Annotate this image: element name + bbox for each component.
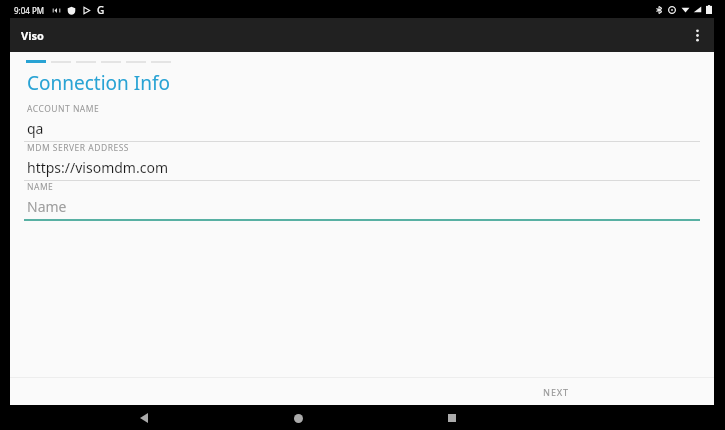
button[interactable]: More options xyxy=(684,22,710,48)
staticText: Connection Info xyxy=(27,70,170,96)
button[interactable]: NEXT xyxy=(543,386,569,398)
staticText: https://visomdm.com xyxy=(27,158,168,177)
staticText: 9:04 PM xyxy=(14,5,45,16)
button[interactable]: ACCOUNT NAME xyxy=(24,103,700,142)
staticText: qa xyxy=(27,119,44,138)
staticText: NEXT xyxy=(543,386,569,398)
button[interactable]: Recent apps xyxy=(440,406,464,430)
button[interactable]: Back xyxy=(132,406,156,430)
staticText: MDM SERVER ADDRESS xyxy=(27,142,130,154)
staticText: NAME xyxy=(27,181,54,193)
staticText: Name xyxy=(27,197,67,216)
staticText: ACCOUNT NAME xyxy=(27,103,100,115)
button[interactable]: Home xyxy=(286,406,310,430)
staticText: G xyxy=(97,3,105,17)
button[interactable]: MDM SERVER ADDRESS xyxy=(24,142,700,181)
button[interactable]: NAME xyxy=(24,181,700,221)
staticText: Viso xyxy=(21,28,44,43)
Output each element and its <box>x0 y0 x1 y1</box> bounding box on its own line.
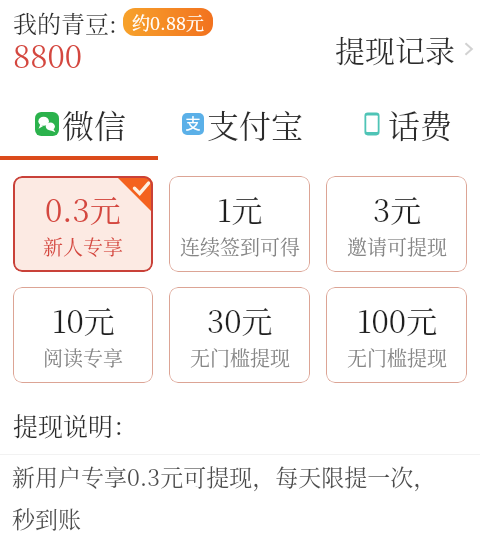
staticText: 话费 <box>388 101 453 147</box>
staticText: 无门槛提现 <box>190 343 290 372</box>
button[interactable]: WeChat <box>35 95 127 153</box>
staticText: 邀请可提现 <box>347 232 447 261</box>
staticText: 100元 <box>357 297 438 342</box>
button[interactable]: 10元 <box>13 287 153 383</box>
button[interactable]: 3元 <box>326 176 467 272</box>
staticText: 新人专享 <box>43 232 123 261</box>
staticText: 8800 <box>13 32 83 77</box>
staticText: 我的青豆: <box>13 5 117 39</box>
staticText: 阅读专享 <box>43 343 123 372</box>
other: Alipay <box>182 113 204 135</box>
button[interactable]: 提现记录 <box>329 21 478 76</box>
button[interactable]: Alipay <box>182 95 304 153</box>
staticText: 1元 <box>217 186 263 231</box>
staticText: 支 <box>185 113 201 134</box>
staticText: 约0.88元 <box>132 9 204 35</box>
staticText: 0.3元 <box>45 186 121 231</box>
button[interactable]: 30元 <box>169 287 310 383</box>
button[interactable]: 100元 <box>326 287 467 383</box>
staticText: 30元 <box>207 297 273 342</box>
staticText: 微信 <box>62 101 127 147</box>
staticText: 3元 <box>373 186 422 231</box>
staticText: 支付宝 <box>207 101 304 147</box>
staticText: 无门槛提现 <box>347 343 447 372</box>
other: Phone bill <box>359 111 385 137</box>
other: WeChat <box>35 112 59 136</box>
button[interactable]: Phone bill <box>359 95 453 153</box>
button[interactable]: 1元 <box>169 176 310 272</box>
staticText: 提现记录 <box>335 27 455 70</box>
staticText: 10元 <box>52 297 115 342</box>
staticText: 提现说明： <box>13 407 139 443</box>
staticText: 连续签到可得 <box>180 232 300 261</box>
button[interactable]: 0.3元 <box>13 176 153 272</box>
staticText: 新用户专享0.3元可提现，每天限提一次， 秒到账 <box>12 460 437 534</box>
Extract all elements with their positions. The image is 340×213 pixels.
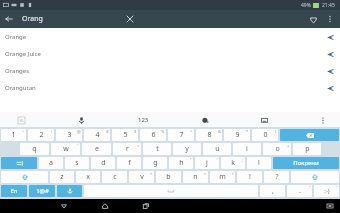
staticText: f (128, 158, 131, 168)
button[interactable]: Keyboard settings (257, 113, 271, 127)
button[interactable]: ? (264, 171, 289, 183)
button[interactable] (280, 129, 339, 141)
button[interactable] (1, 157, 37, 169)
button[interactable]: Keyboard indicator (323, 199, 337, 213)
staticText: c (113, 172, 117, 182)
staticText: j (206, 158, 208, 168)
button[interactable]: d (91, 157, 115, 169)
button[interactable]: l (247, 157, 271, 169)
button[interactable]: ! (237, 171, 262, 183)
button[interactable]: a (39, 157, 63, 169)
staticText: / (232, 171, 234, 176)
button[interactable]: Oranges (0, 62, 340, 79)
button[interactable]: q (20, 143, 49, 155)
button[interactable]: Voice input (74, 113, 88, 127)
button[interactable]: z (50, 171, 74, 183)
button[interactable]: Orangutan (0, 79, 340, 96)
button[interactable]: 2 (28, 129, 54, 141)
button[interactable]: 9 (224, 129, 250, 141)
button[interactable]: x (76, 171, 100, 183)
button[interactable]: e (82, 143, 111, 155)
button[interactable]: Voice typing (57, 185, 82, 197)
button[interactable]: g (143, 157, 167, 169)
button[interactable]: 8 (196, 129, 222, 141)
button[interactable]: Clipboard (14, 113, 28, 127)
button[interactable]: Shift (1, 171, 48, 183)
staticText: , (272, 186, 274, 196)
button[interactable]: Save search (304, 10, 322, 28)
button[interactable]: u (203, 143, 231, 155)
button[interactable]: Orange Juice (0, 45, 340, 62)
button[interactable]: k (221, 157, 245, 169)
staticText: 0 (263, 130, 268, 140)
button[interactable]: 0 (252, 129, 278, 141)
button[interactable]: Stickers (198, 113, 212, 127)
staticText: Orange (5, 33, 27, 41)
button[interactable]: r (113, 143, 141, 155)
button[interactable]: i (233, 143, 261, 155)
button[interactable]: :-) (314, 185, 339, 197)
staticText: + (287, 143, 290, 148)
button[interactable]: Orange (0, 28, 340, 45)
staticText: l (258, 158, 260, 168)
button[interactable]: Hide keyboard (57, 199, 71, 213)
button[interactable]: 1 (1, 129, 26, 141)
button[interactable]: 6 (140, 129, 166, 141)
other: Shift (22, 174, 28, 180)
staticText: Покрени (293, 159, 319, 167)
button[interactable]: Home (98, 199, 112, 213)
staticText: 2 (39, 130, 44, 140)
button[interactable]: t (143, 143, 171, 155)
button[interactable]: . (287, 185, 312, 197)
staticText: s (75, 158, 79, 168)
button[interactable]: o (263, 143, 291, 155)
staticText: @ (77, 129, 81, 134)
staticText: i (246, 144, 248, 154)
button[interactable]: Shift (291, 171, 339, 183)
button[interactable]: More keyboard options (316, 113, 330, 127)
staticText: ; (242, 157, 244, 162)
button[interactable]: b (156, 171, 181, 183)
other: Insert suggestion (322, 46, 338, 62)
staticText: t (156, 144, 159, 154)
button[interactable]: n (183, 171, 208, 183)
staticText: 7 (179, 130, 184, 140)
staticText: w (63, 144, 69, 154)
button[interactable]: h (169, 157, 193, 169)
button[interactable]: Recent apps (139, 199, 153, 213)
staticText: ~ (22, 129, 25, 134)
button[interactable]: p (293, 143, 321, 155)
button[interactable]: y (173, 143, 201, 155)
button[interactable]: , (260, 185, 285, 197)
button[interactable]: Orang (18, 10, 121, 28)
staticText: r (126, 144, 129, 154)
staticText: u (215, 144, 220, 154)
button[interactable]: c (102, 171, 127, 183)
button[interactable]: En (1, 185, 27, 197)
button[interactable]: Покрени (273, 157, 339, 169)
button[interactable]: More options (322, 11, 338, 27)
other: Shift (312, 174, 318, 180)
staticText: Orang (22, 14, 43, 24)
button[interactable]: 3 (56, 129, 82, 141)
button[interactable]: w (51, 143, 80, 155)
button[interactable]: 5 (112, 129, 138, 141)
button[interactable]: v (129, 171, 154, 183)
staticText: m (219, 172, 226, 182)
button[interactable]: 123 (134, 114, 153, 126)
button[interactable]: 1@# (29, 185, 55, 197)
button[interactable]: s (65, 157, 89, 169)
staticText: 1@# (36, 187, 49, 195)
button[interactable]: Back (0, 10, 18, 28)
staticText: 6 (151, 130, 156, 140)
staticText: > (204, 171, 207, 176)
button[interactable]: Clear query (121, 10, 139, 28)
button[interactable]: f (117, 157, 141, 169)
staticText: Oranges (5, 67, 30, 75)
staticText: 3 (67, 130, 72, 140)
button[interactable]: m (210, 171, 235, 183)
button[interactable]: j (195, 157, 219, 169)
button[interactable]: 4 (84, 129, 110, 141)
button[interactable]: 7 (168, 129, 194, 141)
...
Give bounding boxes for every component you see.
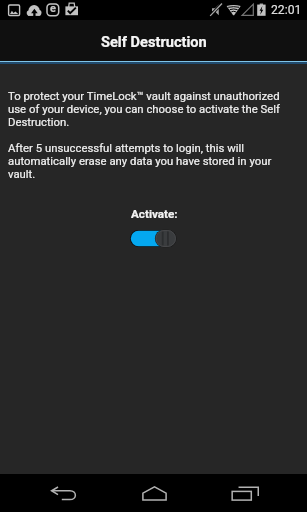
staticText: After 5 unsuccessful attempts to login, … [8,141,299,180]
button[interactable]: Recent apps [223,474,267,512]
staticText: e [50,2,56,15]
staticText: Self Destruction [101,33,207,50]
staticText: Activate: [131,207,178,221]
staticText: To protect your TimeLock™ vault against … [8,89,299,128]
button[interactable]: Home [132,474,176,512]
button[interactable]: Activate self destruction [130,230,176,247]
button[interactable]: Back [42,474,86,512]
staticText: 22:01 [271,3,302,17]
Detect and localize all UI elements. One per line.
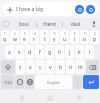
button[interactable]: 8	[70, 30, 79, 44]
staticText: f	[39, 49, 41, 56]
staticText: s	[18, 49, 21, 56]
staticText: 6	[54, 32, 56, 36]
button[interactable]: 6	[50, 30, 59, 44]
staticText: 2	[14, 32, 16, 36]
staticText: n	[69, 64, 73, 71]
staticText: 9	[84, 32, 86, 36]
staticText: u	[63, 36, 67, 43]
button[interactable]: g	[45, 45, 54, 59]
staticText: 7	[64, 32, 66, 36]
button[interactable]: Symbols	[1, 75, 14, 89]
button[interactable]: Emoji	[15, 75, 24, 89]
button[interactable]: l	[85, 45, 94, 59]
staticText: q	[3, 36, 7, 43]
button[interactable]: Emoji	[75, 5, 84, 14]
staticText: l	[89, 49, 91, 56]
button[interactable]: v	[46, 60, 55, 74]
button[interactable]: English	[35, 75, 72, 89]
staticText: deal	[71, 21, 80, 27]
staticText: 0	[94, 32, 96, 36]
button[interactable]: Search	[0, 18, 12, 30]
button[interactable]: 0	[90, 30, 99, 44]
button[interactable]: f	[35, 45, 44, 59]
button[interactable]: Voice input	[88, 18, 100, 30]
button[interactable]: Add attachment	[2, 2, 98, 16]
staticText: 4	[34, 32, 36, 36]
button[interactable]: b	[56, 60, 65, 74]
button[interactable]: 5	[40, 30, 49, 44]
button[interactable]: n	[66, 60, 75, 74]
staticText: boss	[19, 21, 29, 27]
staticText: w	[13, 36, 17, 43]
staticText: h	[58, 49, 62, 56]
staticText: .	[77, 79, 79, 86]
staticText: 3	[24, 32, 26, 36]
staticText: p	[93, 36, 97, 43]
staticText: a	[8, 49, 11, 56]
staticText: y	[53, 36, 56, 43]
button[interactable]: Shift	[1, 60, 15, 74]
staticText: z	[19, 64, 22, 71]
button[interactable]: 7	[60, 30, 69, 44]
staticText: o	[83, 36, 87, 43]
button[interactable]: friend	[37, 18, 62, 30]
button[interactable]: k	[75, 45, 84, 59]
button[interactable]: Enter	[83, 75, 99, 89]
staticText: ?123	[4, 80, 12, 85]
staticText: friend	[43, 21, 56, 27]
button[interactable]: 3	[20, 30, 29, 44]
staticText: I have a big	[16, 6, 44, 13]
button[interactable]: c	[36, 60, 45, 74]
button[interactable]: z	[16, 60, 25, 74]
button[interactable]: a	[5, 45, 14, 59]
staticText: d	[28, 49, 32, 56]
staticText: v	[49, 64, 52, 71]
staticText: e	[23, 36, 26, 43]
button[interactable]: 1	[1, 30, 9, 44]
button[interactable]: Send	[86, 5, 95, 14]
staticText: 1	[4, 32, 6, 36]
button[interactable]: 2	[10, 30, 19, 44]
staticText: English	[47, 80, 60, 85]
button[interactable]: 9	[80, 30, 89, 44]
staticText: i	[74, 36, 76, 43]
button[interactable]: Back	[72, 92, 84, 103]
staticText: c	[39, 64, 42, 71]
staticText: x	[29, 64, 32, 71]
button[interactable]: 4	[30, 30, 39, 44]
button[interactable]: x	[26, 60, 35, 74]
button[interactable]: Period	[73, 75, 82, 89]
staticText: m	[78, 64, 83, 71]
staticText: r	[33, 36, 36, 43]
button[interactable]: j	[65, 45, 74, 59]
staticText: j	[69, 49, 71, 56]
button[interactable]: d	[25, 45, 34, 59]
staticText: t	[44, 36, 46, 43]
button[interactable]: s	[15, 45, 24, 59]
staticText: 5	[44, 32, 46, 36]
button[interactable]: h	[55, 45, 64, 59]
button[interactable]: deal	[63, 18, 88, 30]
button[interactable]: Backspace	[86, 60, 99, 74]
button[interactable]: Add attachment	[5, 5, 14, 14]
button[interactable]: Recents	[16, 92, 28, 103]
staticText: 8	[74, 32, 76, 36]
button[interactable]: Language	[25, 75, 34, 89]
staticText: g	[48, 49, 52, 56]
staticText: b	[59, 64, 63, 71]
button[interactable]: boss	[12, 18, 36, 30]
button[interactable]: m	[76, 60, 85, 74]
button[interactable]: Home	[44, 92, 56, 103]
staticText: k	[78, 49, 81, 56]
---
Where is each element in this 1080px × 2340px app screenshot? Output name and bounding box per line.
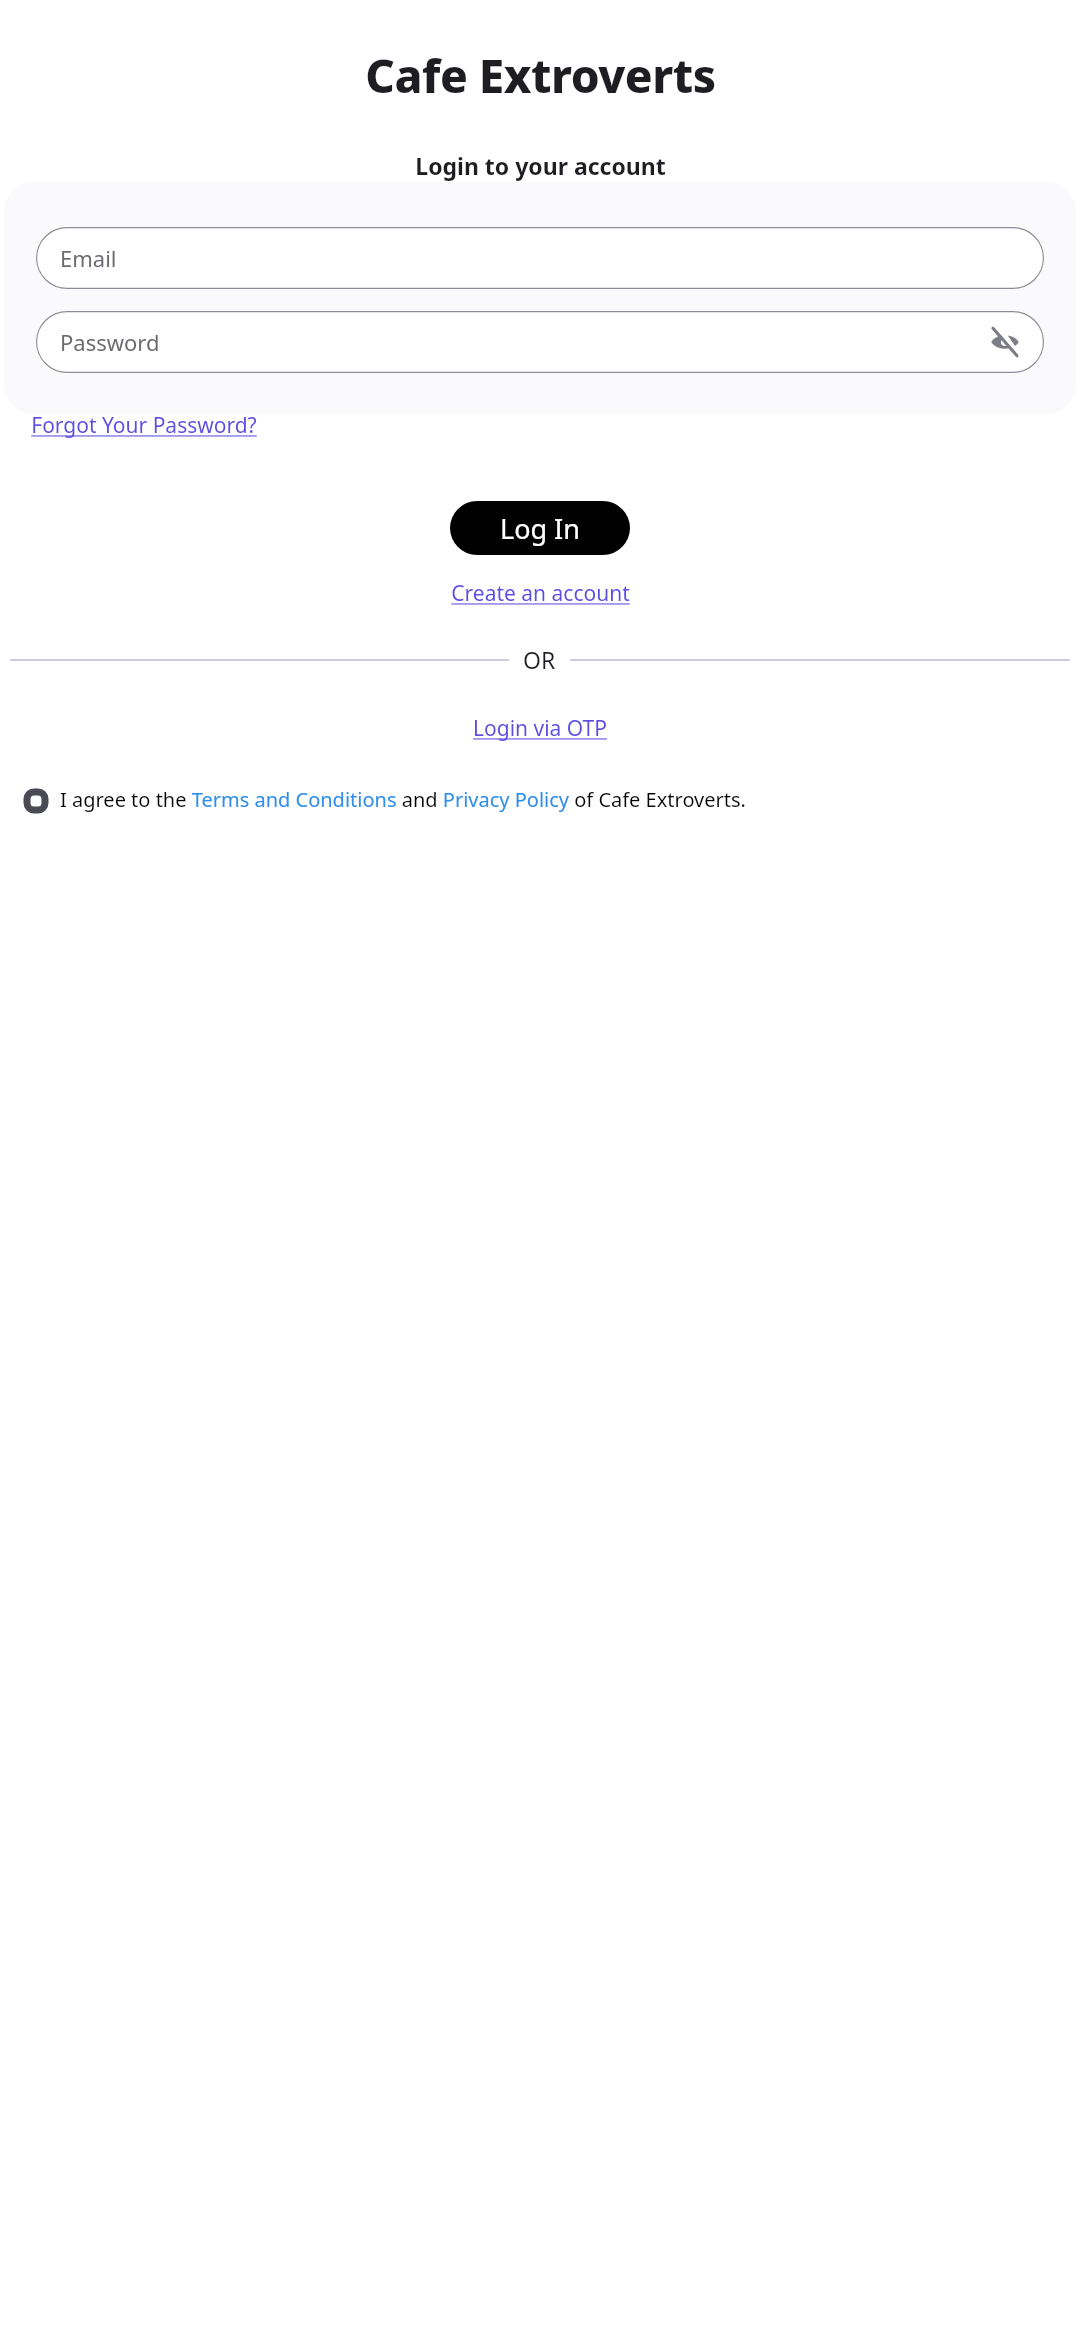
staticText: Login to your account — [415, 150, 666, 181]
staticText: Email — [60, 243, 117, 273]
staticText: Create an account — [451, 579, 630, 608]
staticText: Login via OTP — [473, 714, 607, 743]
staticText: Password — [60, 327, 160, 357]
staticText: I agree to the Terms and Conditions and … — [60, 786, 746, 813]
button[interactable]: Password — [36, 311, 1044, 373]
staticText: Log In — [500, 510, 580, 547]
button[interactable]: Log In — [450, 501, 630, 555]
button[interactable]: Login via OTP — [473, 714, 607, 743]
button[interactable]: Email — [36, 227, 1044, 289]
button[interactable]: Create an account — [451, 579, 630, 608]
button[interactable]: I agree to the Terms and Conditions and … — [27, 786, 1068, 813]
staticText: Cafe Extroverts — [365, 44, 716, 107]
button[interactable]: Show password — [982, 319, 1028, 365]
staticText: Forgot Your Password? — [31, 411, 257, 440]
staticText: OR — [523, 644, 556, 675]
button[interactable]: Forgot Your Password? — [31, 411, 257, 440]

*PROBLEM REQUIREMENTS*
Take the stretch of material from the line containing "staticText: After 5" through the line containing "staticText: Activate: [131,207,178,221]", swap "Recent apps" for "Overview", and reproduce only those lines with everything else unchanged.

*TASK ANSWER*
staticText: After 5 unsuccessful attempts to login, … [8,141,299,180]
button[interactable]: Overview [223,474,267,512]
staticText: e [50,2,56,15]
staticText: Self Destruction [101,33,207,50]
staticText: Activate: [131,207,178,221]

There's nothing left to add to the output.